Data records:
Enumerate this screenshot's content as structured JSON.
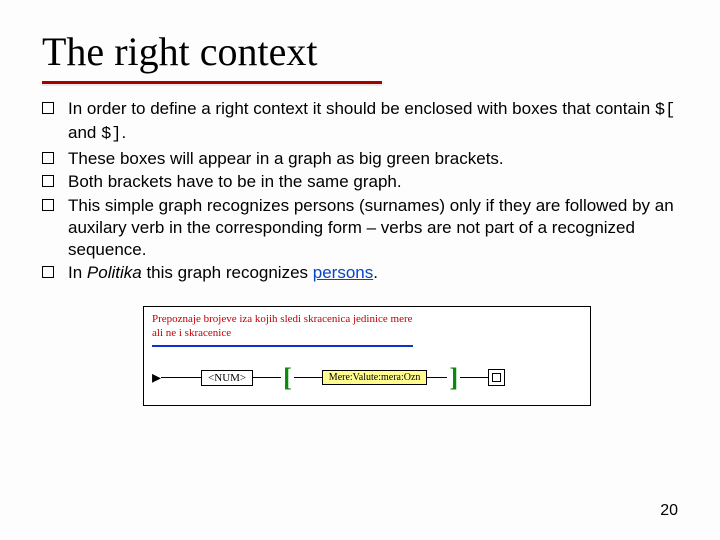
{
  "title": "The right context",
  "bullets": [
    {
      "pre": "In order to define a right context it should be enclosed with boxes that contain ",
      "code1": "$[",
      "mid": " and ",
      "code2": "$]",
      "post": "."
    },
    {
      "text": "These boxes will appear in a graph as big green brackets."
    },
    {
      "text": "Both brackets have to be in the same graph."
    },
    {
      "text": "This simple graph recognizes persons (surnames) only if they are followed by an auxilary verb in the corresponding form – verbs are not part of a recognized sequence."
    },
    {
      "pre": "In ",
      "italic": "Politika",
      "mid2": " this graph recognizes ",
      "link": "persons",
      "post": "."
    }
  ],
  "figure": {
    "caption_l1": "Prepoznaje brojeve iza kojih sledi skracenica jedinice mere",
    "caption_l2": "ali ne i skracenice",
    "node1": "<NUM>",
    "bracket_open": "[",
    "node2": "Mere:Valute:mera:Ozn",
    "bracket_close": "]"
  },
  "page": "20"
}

• [YOUR GOAL]:
Return the lines of the records that include the string "persons".

• [CORRECT RESULT]:
      "text": "This simple graph recognizes persons (surnames) only if they are followed by an auxilary verb in the corresponding form – verbs are not part of a recognized sequence."
      "link": "persons",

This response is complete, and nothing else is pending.